Document section -
Beneath the Sugar Sky by Seanan McGuire
In Beneath the Sugar Sky (2018), the third book in Seanan McGuire’s WAYWARD CHILDREN series, we return to Eleanor West’s Home for Wayward Children, that haven for children and teens who once found their way through portals to other, magical worlds but have been involuntarily returned to ours. At Eleanor West’s boarding school, at least they find others who believe them and empathize, and desperately hope with them for a way to return to a magic world where they truly felt they belonged.
At Eleanor’s there’s a new girl, Cora, cautiously making her way through the halls and through daily life. Cora’s been teased and abused as overweight all her days, except for that glorious time she slipped through a portal to a world called the Trenches, where she was a particularly excellent mermaid and her fat was wonderfully functional. The only thing now remaining from her mermaid world is that Cora’s hair is still a dozen shades of green and blue (though Eleanor knows if these colors ever fade, Cora will never be able to find her way back).

Data -
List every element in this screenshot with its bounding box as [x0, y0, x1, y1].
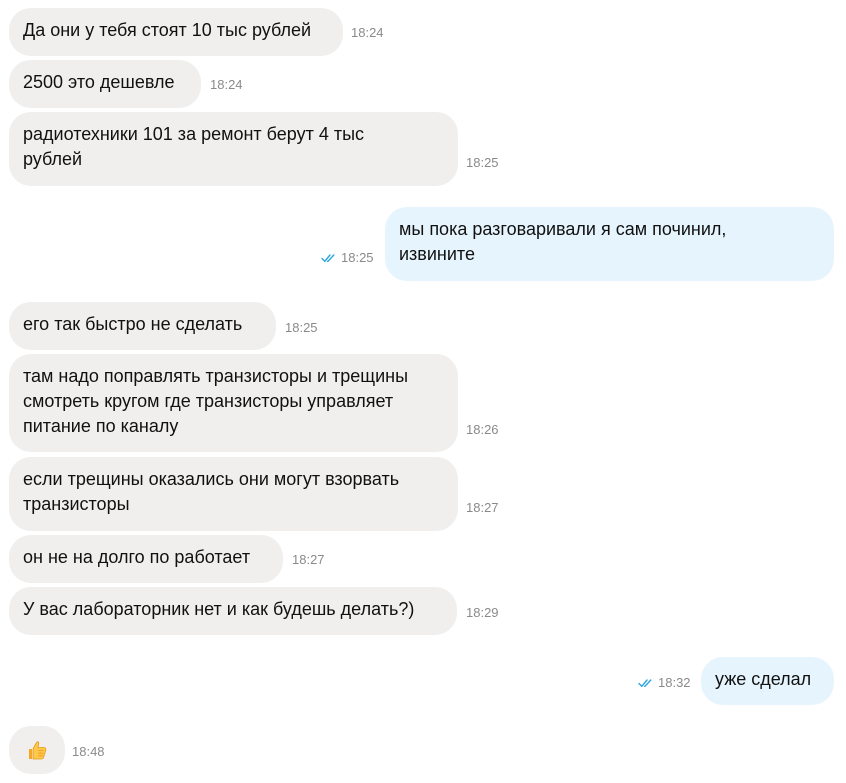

Directive 1 -
In the book review, what is the name of the world Cora reached through a portal?
Directive 2 -
Print the passage of the book review from "At Eleanor’s there’s" up to and including "her way back).".

Written answer 1 -
A world called the Trenches.

Written answer 2 -
At Eleanor’s there’s a new girl, Cora, cautiously making her way through the halls and through daily life. Cora’s been teased and abused as overweight all her days, except for that glorious time she slipped through a portal to a world called the Trenches, where she was a particularly excellent mermaid and her fat was wonderfully functional. The only thing now remaining from her mermaid world is that Cora’s hair is still a dozen shades of green and blue (though Eleanor knows if these colors ever fade, Cora will never be able to find her way back).